WHAT YOU ARE ASKED TO DO:
Go through the entries below and print each one exactly, leaving out pictures.

[Stored data]
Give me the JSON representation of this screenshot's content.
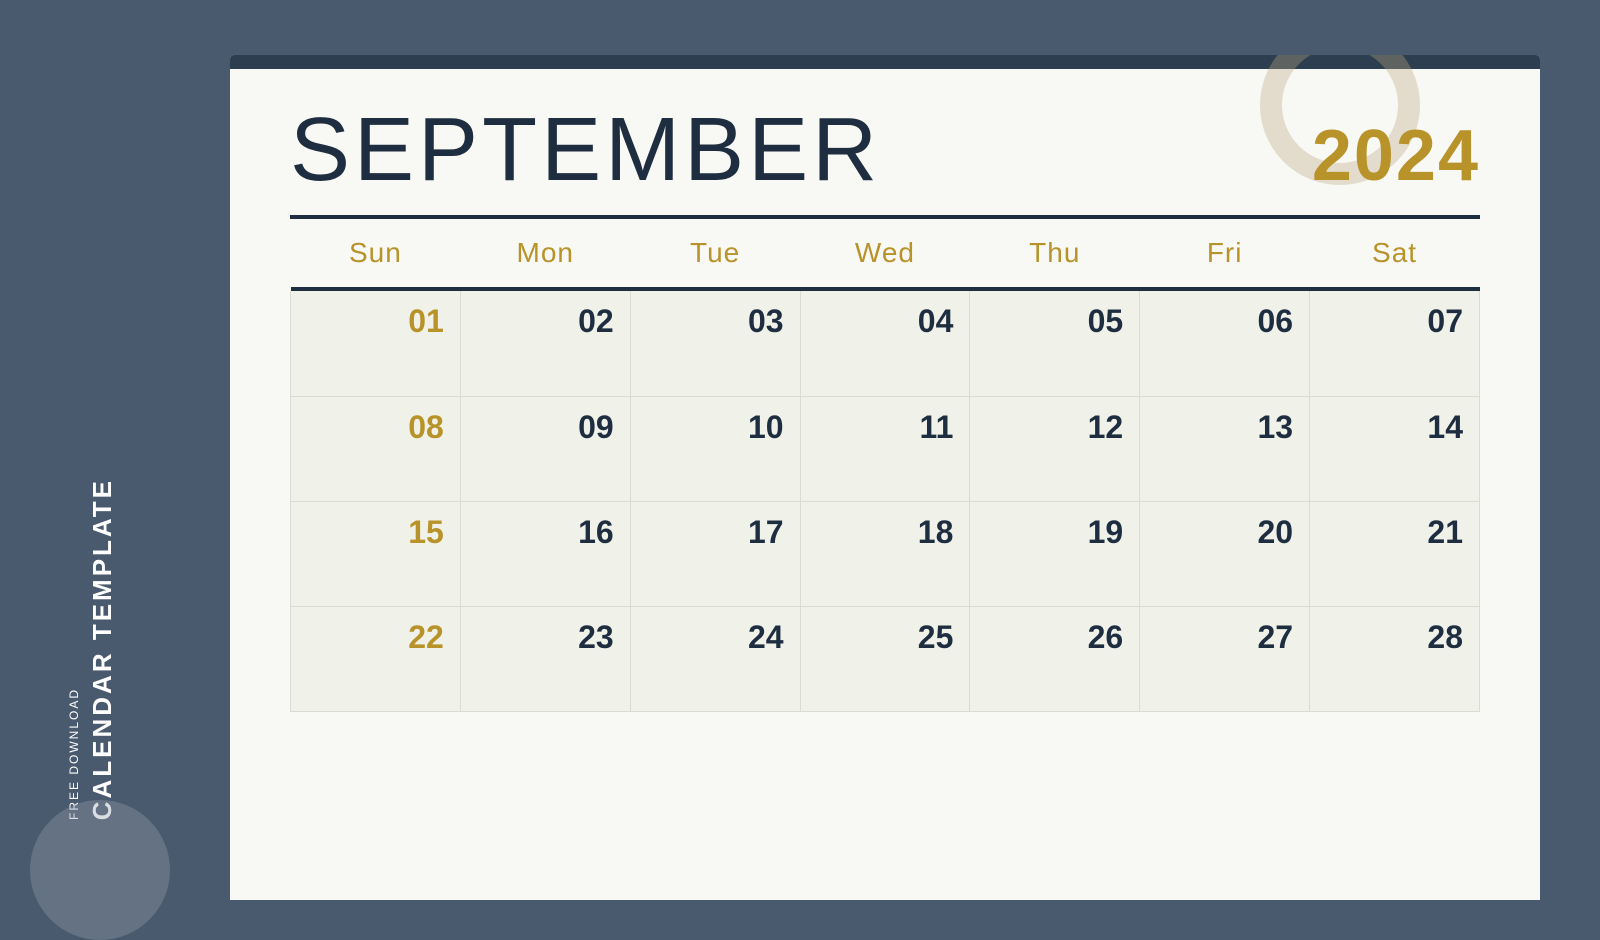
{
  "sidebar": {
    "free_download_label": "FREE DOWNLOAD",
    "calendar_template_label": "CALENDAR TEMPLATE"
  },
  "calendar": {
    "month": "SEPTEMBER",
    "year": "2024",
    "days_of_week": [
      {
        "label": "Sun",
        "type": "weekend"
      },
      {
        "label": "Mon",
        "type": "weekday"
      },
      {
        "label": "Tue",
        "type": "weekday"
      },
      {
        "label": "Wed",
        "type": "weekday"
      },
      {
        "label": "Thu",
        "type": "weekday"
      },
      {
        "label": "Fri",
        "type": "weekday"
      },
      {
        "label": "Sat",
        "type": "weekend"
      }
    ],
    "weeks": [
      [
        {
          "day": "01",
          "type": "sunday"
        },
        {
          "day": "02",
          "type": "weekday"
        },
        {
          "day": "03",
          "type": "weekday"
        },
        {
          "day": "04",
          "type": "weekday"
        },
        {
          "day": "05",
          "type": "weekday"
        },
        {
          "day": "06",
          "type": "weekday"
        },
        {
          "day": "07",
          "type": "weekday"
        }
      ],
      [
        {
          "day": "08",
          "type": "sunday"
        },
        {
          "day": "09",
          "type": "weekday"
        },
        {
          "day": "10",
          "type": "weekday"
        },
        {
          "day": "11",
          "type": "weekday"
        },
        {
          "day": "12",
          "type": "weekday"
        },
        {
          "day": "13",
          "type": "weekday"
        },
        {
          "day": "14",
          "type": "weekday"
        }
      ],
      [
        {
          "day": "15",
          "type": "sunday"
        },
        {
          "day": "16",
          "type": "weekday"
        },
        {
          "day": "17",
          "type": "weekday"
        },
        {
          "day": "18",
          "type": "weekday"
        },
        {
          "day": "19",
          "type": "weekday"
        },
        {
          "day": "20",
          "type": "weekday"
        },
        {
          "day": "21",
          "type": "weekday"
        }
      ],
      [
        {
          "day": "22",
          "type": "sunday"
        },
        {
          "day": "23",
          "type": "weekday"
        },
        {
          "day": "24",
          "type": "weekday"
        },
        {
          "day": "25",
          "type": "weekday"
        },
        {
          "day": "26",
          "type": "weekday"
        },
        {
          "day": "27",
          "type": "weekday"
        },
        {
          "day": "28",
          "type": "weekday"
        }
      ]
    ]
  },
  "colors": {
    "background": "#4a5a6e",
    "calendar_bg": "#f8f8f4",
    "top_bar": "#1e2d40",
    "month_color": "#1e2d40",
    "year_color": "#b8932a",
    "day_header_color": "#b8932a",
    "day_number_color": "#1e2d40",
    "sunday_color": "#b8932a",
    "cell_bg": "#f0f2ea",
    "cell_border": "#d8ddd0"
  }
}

EXERCISE ANSWER:
Give me the JSON representation of this screenshot's content.
{
  "sidebar": {
    "free_download_label": "FREE DOWNLOAD",
    "calendar_template_label": "CALENDAR TEMPLATE"
  },
  "calendar": {
    "month": "SEPTEMBER",
    "year": "2024",
    "days_of_week": [
      {
        "label": "Sun",
        "type": "weekend"
      },
      {
        "label": "Mon",
        "type": "weekday"
      },
      {
        "label": "Tue",
        "type": "weekday"
      },
      {
        "label": "Wed",
        "type": "weekday"
      },
      {
        "label": "Thu",
        "type": "weekday"
      },
      {
        "label": "Fri",
        "type": "weekday"
      },
      {
        "label": "Sat",
        "type": "weekend"
      }
    ],
    "weeks": [
      [
        {
          "day": "01",
          "type": "sunday"
        },
        {
          "day": "02",
          "type": "weekday"
        },
        {
          "day": "03",
          "type": "weekday"
        },
        {
          "day": "04",
          "type": "weekday"
        },
        {
          "day": "05",
          "type": "weekday"
        },
        {
          "day": "06",
          "type": "weekday"
        },
        {
          "day": "07",
          "type": "weekday"
        }
      ],
      [
        {
          "day": "08",
          "type": "sunday"
        },
        {
          "day": "09",
          "type": "weekday"
        },
        {
          "day": "10",
          "type": "weekday"
        },
        {
          "day": "11",
          "type": "weekday"
        },
        {
          "day": "12",
          "type": "weekday"
        },
        {
          "day": "13",
          "type": "weekday"
        },
        {
          "day": "14",
          "type": "weekday"
        }
      ],
      [
        {
          "day": "15",
          "type": "sunday"
        },
        {
          "day": "16",
          "type": "weekday"
        },
        {
          "day": "17",
          "type": "weekday"
        },
        {
          "day": "18",
          "type": "weekday"
        },
        {
          "day": "19",
          "type": "weekday"
        },
        {
          "day": "20",
          "type": "weekday"
        },
        {
          "day": "21",
          "type": "weekday"
        }
      ],
      [
        {
          "day": "22",
          "type": "sunday"
        },
        {
          "day": "23",
          "type": "weekday"
        },
        {
          "day": "24",
          "type": "weekday"
        },
        {
          "day": "25",
          "type": "weekday"
        },
        {
          "day": "26",
          "type": "weekday"
        },
        {
          "day": "27",
          "type": "weekday"
        },
        {
          "day": "28",
          "type": "weekday"
        }
      ]
    ]
  },
  "colors": {
    "background": "#4a5a6e",
    "calendar_bg": "#f8f8f4",
    "top_bar": "#1e2d40",
    "month_color": "#1e2d40",
    "year_color": "#b8932a",
    "day_header_color": "#b8932a",
    "day_number_color": "#1e2d40",
    "sunday_color": "#b8932a",
    "cell_bg": "#f0f2ea",
    "cell_border": "#d8ddd0"
  }
}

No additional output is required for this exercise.